- The problem
Restate the listing below word for word, omitting any images.

- Data lines

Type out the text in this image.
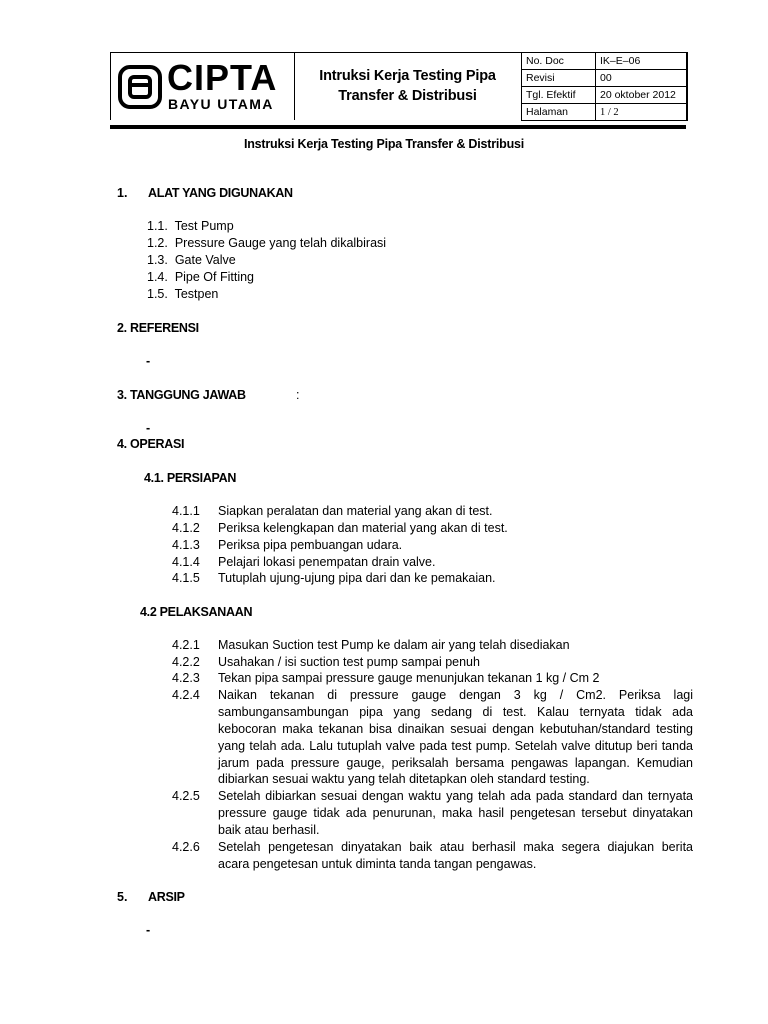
CIPTA
BAYU UTAMA
Intruksi Kerja Testing Pipa
Transfer & Distribusi
No. Doc	IK–E–06
Revisi	00
Tgl. Efektif	20 oktober 2012
Halaman	1 / 2
Instruksi Kerja Testing Pipa Transfer & Distribusi
1. ALAT YANG DIGUNAKAN
1.1. Test Pump
1.2. Pressure Gauge yang telah dikalbirasi
1.3. Gate Valve
1.4. Pipe Of Fitting
1.5. Testpen
2. REFERENSI
-
3. TANGGUNG JAWAB	:
-
4. OPERASI
4.1. PERSIAPAN
4.1.1 Siapkan peralatan dan material yang akan di test.
4.1.2 Periksa kelengkapan dan material yang akan di test.
4.1.3 Periksa pipa pembuangan udara.
4.1.4 Pelajari lokasi penempatan drain valve.
4.1.5 Tutuplah ujung-ujung pipa dari dan ke pemakaian.
4.2 PELAKSANAAN
4.2.1 Masukan Suction test Pump ke dalam air yang telah disediakan
4.2.2 Usahakan / isi suction test pump sampai penuh
4.2.3 Tekan pipa sampai pressure gauge menunjukan tekanan 1 kg / Cm 2
4.2.4 Naikan tekanan di pressure gauge dengan 3 kg / Cm2. Periksa lagi
sambungansambungan pipa yang sedang di test. Kalau ternyata tidak ada
kebocoran maka tekanan bisa dinaikan sesuai dengan kebutuhan/standard testing
yang telah ada. Lalu tutuplah valve pada test pump. Setelah valve ditutup beri tanda
jarum pada pressure gauge, periksalah bersama pengawas lapangan. Kemudian
dibiarkan sesuai waktu yang telah ditetapkan oleh standard testing.
4.2.5 Setelah dibiarkan sesuai dengan waktu yang telah ada pada standard dan ternyata
pressure gauge tidak ada penurunan, maka hasil pengetesan tersebut dinyatakan
baik atau berhasil.
4.2.6 Setelah pengetesan dinyatakan baik atau berhasil maka segera diajukan berita
acara pengetesan untuk diminta tanda tangan pengawas.
5. ARSIP
-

- Correct result
Type out the text in this image.
CIPTA
BAYU UTAMA
Intruksi Kerja Testing Pipa
Transfer & Distribusi
No. Doc	IK–E–06
Revisi	00
Tgl. Efektif	20 oktober 2012
Halaman	1 / 2
Instruksi Kerja Testing Pipa Transfer & Distribusi
1. ALAT YANG DIGUNAKAN
1.1. Test Pump
1.2. Pressure Gauge yang telah dikalbirasi
1.3. Gate Valve
1.4. Pipe Of Fitting
1.5. Testpen
2. REFERENSI
-
3. TANGGUNG JAWAB	:
-
4. OPERASI
4.1. PERSIAPAN
4.1.1 Siapkan peralatan dan material yang akan di test.
4.1.2 Periksa kelengkapan dan material yang akan di test.
4.1.3 Periksa pipa pembuangan udara.
4.1.4 Pelajari lokasi penempatan drain valve.
4.1.5 Tutuplah ujung-ujung pipa dari dan ke pemakaian.
4.2 PELAKSANAAN
4.2.1 Masukan Suction test Pump ke dalam air yang telah disediakan
4.2.2 Usahakan / isi suction test pump sampai penuh
4.2.3 Tekan pipa sampai pressure gauge menunjukan tekanan 1 kg / Cm 2
4.2.4 Naikan tekanan di pressure gauge dengan 3 kg / Cm2. Periksa lagi
sambungansambungan pipa yang sedang di test. Kalau ternyata tidak ada
kebocoran maka tekanan bisa dinaikan sesuai dengan kebutuhan/standard testing
yang telah ada. Lalu tutuplah valve pada test pump. Setelah valve ditutup beri tanda
jarum pada pressure gauge, periksalah bersama pengawas lapangan. Kemudian
dibiarkan sesuai waktu yang telah ditetapkan oleh standard testing.
4.2.5 Setelah dibiarkan sesuai dengan waktu yang telah ada pada standard dan ternyata
pressure gauge tidak ada penurunan, maka hasil pengetesan tersebut dinyatakan
baik atau berhasil.
4.2.6 Setelah pengetesan dinyatakan baik atau berhasil maka segera diajukan berita
acara pengetesan untuk diminta tanda tangan pengawas.
5. ARSIP
-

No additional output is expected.